--- begin Document passage ---

Hopefully, you can see why we're going to need the mean and the std_dev from function (c). I find it incredibly helpful to calculate the above equation in stages - i.e. calculate the first part of the equation and the exponent separately, then combine them at the end.

Create a function that:
- takes a value (x)
- takes a mean
- takes a standard deviation

and returns the probability of seeing that value, using the formula above.

In [None]:
# Implement your function here
import math

def gaussian_probability_density(x, mean, std_dev):
    first_part = 1 / (math.sqrt(2 * math.pi) * std_dev)
    exponent = math.exp(-((x - mean) ** 2) / (2 * std_dev ** 2))
    return first_part * exponent


#### (e) Class Probabilities

We can now use probabilites from our training data to calculate the class probabilities for any instance of new data, by creating a function called calculateProbabilities. 

Probabilites have to be calculated separately for each possible class value; for each class value we have to calculate the likelihood that the new instance belongs to that class value. This is exactly what I work through on the slides, so refer to those if it's helpful. The probability that a piece of data belongs to a class value is calculated by:

$$P(class|data) =(P(data|class) * P(class))$$


The divison from Bayes' Theorem has been removed, because we're just trying to *maximize* the result of the formula above. The largest value we get for a class value determines which class value we assign. In the case where we have TWO input features in our data (X1 and X2), the probablility that an instance belongs to class value 0 is calculated by:

$$P(class=0|X_{1},X_{2}) = P(X_{1}|class=0) * P(X_{2}|class=0) * P(class=0)$$

We have to repeat this for each class value, and then choose the class value with the highest score. We should not assume a fixed number of input features, X, the above was just an illustration. More generally it is:

$$P(class=0|X_{1},X_{2}) = P(X_{1}|class=0) * P(X_{2}|class=0) *  ... * P(X_{N}|class=0) * P(class=0)$$

We'll start by creating a function that will return the probabilities of predicting each class value for a given instance.

--- end Document passage ---

Extract the span of the Bayes classifier passage from "Create a function" to "math.pi) * std_dev)", copying it word for word.

--- begin Data supplied ---

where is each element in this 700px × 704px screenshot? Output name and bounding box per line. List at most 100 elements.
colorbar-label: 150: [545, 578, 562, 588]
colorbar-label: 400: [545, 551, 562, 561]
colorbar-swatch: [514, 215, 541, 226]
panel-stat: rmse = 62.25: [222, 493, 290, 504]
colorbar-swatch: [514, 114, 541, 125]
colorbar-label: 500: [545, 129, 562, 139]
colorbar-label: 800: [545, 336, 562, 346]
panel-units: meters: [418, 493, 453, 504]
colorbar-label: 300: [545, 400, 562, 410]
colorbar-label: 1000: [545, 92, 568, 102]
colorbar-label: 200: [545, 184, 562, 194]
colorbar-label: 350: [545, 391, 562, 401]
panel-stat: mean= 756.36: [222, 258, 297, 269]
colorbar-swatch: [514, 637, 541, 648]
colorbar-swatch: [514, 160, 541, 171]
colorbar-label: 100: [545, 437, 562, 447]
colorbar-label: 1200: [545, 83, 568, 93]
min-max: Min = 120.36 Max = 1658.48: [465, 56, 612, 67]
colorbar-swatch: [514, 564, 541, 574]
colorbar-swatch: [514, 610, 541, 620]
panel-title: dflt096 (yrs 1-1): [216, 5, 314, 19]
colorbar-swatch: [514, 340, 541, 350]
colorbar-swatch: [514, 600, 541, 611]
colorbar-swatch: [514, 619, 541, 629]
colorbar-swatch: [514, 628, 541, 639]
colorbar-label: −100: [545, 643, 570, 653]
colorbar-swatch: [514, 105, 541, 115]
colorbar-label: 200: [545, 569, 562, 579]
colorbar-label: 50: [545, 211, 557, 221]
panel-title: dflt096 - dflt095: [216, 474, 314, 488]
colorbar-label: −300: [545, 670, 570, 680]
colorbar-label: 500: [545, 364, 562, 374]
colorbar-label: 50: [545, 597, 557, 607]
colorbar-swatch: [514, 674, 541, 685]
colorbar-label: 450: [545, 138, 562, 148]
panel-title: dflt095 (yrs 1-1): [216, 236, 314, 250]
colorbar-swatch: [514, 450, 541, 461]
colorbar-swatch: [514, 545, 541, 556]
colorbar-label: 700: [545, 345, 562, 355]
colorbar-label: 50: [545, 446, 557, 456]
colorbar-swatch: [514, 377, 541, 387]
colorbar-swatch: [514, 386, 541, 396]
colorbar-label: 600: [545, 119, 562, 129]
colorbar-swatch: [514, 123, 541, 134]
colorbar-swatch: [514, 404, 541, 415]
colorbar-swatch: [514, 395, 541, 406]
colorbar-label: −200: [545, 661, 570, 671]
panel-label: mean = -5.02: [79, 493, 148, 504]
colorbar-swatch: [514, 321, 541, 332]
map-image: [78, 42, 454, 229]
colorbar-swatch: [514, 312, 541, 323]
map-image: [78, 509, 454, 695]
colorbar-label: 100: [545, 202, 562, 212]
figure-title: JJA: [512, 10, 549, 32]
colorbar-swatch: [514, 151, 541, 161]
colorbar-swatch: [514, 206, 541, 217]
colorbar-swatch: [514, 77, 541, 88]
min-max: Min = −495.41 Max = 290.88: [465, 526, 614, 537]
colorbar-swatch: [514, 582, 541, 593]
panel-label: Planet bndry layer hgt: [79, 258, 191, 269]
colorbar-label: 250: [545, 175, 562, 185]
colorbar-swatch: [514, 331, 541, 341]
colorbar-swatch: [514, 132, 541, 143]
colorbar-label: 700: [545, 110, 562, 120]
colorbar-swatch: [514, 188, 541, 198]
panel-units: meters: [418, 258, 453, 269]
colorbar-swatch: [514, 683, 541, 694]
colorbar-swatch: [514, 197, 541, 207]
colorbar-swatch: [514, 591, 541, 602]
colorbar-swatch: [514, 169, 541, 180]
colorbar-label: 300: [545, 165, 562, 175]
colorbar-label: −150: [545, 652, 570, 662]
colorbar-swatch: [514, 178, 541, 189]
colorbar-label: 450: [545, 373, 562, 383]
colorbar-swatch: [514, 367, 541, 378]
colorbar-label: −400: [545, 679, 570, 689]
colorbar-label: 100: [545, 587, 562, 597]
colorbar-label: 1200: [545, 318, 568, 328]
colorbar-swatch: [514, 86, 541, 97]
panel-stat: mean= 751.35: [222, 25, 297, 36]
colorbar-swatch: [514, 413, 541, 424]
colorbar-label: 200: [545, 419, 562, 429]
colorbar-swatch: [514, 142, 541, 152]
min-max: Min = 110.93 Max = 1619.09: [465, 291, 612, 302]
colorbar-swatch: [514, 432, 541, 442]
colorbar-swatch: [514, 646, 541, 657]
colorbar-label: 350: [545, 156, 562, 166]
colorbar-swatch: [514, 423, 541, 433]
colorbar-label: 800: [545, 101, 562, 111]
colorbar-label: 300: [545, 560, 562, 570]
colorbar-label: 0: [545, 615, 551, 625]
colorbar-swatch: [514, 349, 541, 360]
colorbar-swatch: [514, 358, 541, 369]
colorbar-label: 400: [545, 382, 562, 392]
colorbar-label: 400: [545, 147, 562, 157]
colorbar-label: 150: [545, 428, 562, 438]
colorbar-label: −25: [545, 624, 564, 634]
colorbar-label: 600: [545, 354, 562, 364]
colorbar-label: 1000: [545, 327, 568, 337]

--- end Data supplied ---

**The answer**
Create a function that:
- takes a value (x)
- takes a mean
- takes a standard deviation

and returns the probability of seeing that value, using the formula above.

In [None]:
# Implement your function here
import math

def gaussian_probability_density(x, mean, std_dev):
    first_part = 1 / (math.sqrt(2 * math.pi) * std_dev)